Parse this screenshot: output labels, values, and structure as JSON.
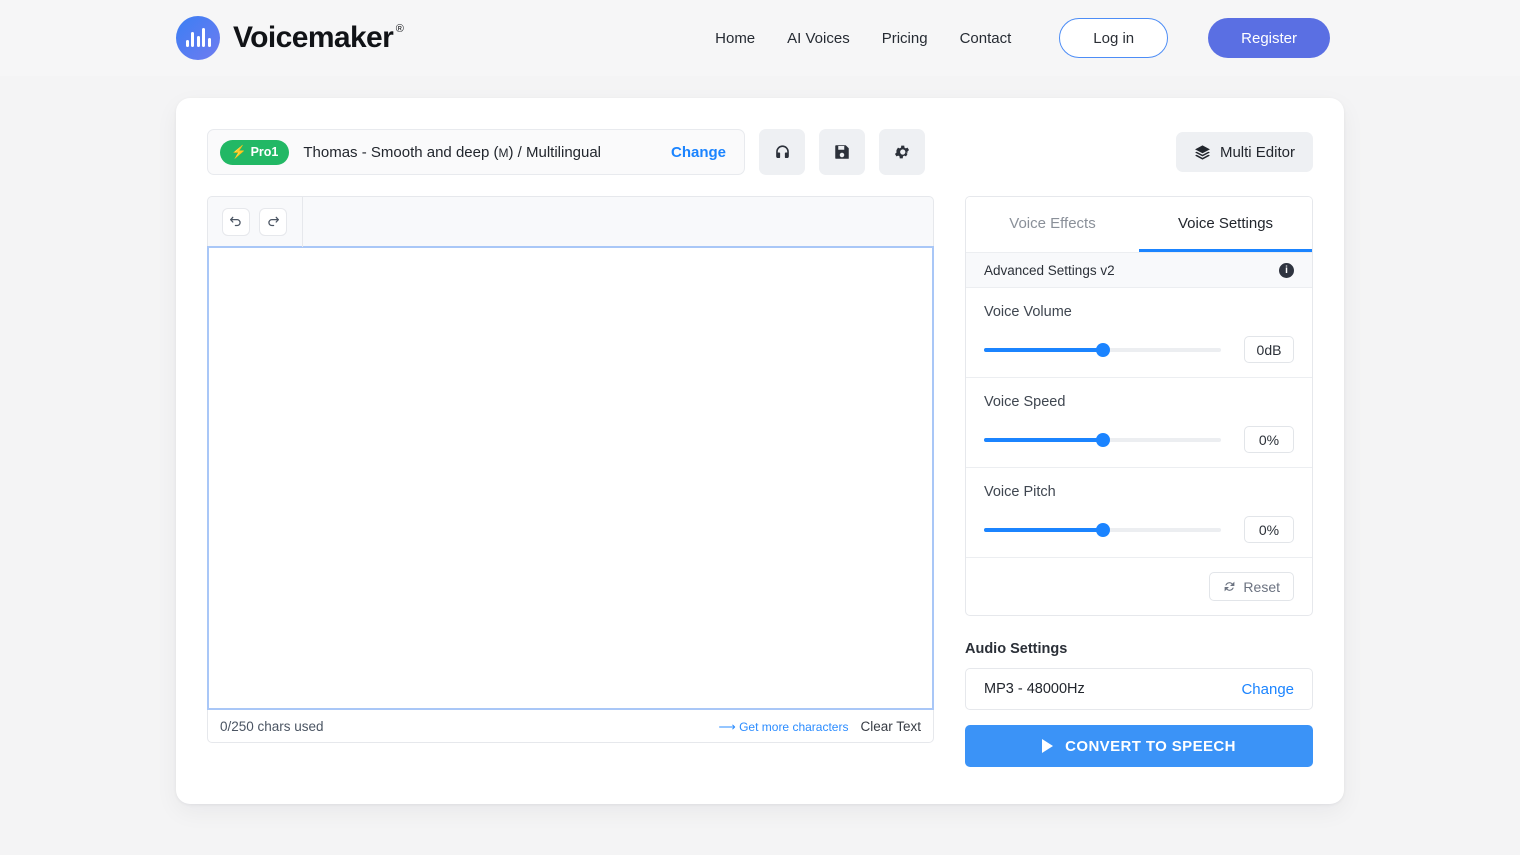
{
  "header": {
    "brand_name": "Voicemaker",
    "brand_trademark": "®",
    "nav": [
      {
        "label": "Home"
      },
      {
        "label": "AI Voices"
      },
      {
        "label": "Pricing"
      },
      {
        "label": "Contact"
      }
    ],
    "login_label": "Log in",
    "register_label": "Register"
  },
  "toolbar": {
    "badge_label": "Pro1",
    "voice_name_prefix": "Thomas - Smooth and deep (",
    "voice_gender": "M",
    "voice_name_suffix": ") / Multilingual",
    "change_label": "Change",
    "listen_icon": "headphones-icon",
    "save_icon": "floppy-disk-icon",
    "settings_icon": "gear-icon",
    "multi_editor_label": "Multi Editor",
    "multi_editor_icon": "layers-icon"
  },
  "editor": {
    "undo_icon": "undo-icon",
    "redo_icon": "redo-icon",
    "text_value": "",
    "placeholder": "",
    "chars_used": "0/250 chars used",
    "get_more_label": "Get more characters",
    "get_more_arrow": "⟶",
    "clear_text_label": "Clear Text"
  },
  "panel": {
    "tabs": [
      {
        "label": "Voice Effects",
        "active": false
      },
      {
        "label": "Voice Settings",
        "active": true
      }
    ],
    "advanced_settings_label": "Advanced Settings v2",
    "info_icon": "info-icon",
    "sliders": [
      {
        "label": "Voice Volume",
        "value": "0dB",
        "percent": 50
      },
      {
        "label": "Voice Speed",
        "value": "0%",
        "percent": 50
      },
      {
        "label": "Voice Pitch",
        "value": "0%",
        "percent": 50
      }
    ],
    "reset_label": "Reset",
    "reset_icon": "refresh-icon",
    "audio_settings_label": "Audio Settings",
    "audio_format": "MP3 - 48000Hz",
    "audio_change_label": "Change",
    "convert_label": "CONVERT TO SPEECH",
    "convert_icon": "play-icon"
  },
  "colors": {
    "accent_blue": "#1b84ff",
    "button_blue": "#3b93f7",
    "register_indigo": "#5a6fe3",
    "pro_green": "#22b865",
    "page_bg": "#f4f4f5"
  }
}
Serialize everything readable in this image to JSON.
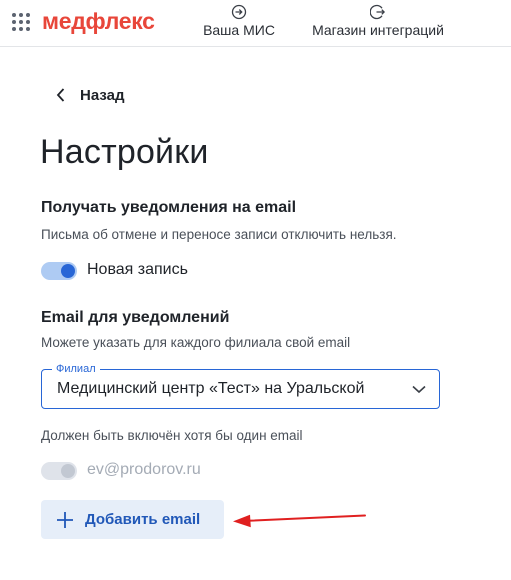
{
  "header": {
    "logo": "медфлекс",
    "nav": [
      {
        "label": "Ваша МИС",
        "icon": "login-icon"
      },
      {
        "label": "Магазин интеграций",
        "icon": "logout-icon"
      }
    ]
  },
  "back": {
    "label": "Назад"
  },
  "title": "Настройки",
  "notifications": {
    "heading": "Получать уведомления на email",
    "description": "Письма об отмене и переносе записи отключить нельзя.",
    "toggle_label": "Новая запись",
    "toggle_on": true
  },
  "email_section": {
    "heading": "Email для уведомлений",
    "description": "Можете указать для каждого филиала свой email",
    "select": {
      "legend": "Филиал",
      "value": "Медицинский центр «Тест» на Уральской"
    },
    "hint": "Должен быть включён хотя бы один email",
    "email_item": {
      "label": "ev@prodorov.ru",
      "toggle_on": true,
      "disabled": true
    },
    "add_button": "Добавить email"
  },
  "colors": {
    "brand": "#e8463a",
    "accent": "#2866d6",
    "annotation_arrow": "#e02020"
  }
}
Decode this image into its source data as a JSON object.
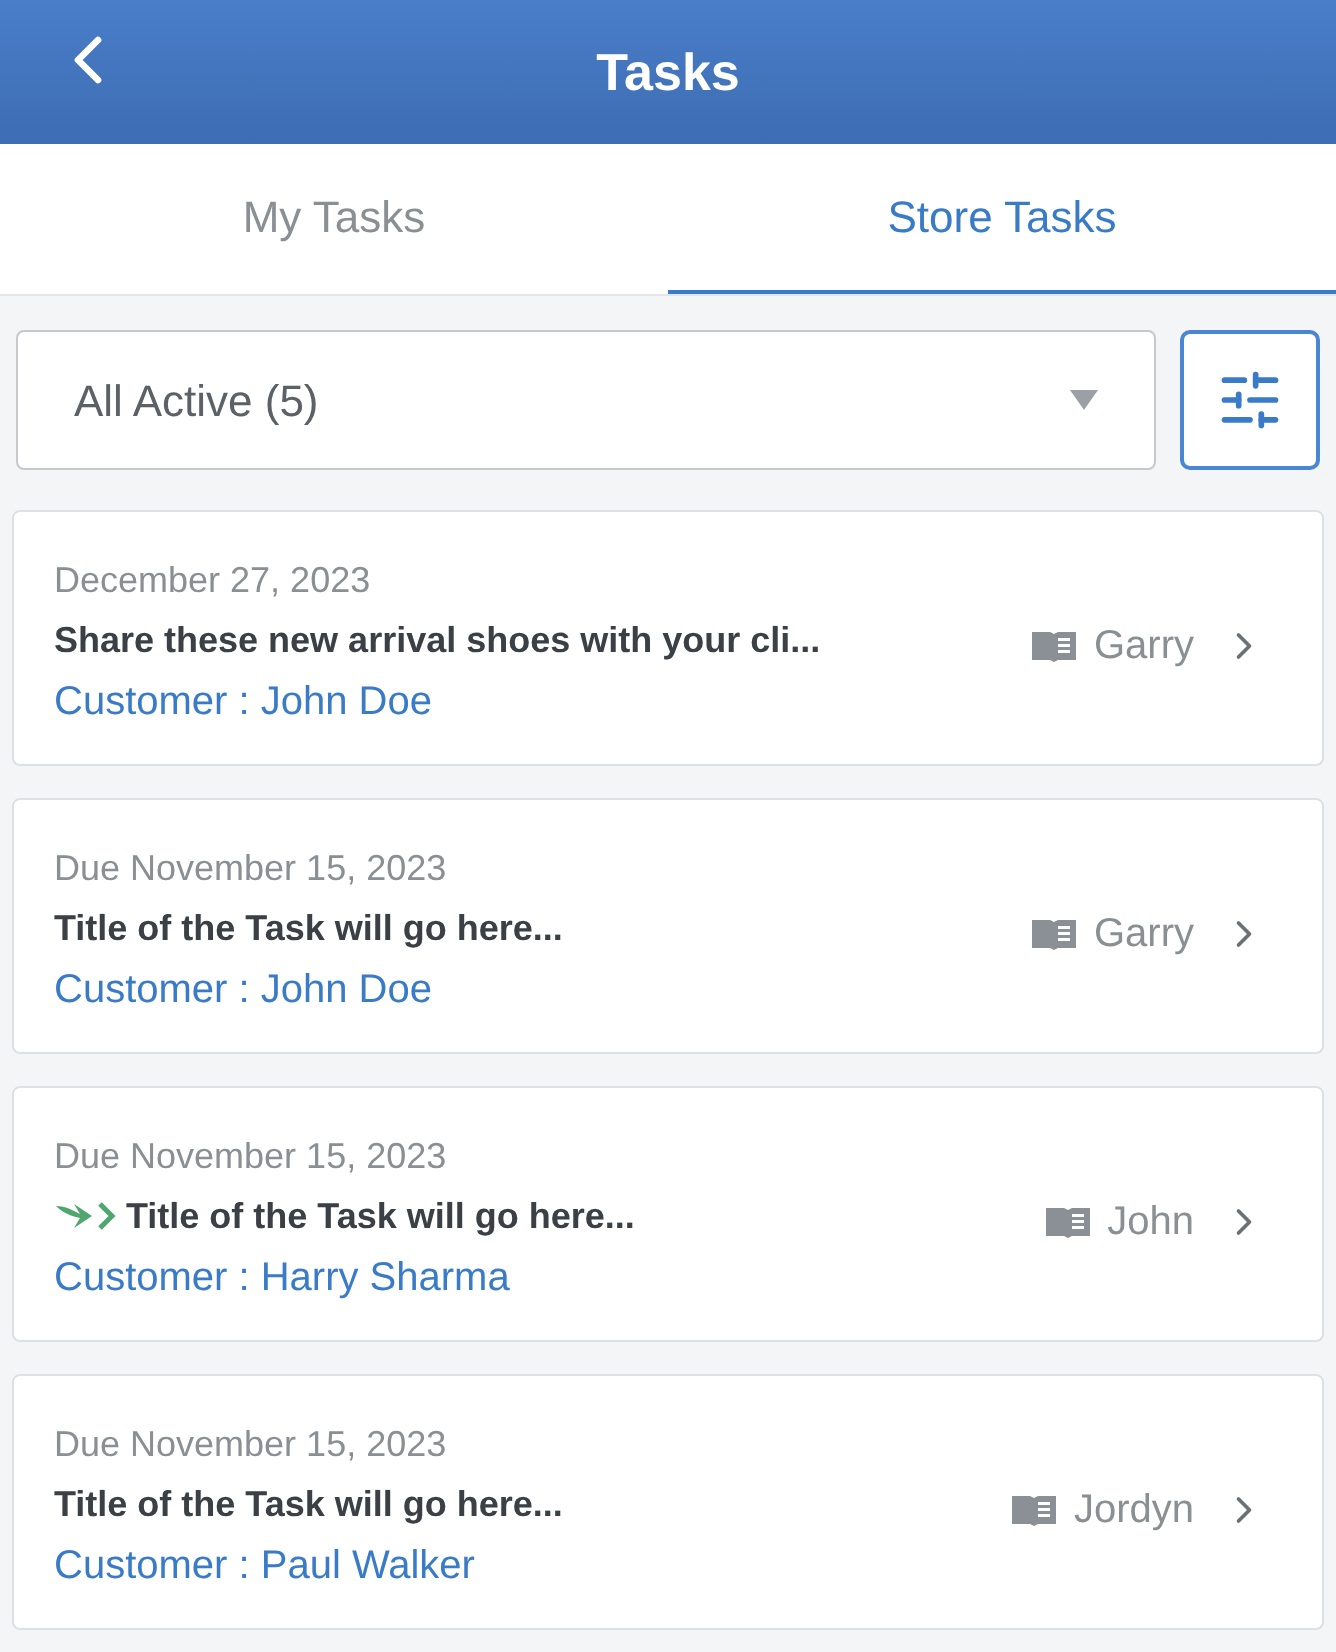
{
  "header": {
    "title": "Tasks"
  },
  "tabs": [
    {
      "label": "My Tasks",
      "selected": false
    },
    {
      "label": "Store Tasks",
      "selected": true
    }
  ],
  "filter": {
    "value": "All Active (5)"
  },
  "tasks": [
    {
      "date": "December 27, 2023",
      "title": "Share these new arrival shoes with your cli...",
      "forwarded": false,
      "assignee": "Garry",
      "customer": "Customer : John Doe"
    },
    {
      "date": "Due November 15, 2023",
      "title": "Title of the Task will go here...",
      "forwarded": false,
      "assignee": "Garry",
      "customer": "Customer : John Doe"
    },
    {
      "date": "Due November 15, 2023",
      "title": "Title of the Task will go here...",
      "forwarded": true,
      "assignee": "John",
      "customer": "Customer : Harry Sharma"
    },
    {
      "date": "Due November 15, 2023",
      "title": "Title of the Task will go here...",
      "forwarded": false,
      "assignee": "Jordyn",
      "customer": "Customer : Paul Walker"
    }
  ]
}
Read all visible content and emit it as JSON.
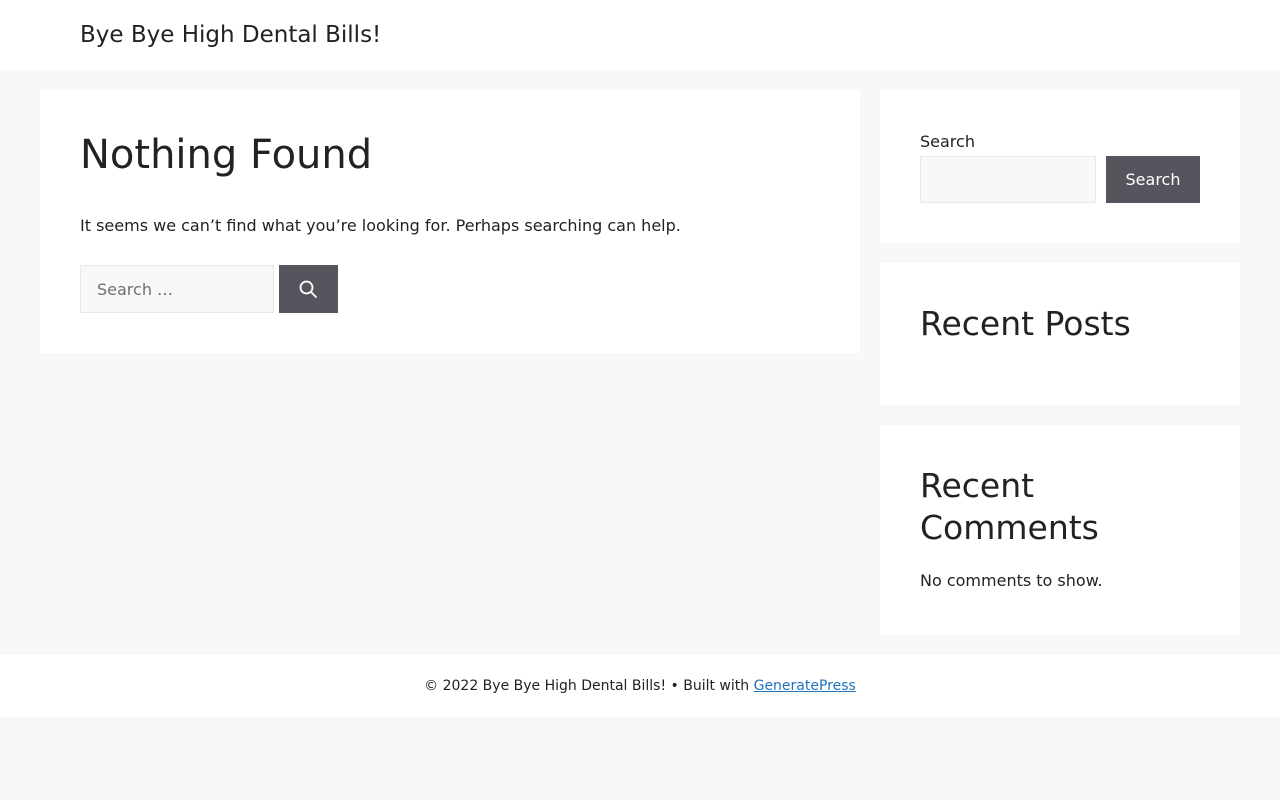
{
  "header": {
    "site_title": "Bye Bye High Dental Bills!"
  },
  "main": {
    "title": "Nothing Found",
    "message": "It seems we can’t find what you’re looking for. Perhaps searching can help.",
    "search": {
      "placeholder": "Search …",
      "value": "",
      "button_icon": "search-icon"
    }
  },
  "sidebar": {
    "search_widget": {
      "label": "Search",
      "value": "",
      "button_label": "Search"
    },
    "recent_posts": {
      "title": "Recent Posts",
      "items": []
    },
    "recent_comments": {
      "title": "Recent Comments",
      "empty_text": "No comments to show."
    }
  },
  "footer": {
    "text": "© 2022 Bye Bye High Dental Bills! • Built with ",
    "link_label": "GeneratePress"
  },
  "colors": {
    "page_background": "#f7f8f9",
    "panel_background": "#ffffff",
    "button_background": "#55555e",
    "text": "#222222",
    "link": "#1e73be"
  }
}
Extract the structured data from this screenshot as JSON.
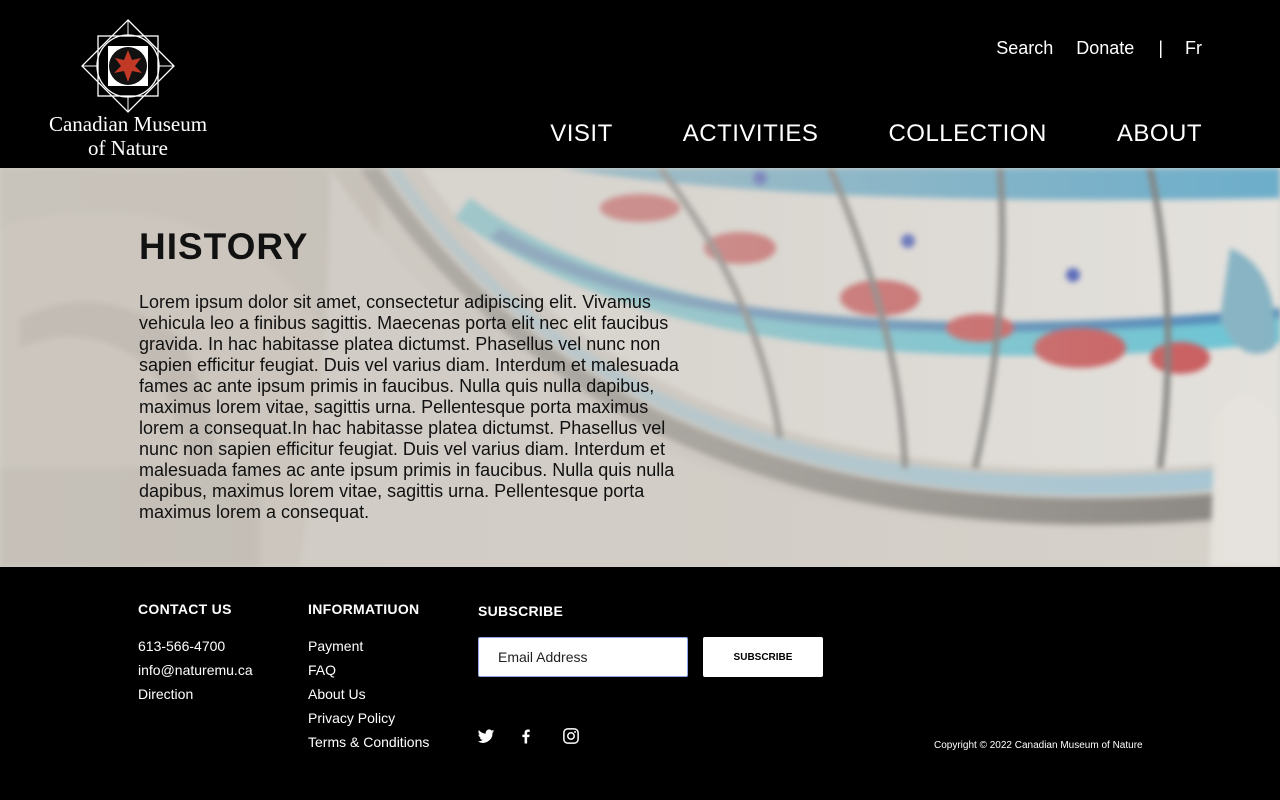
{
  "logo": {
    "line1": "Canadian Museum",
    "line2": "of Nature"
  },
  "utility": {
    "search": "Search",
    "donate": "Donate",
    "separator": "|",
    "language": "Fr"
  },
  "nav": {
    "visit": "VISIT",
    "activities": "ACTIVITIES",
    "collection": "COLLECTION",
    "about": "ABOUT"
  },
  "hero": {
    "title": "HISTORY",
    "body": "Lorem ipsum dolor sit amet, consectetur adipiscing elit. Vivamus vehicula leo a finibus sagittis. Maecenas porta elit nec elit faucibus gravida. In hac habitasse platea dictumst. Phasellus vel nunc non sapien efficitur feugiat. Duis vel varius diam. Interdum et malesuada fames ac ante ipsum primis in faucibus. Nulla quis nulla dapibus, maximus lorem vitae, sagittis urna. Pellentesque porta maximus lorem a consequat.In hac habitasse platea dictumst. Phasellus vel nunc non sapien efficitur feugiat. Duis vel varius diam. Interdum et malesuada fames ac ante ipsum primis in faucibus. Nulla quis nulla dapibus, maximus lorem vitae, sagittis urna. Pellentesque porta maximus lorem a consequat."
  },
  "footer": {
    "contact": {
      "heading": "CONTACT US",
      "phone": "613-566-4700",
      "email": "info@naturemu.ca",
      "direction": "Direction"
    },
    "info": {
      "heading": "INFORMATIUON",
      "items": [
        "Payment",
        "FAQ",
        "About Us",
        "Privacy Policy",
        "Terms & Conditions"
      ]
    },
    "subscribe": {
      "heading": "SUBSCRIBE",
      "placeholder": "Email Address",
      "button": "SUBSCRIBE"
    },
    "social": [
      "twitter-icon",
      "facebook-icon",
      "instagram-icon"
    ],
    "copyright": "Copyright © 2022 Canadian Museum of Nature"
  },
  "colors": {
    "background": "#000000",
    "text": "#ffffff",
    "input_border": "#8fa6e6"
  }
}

▸ **WHAT IS BEING ASKED**: Only the number is wanted: how many lines of the material contain the word "image"?

▸ **REPLY**: 2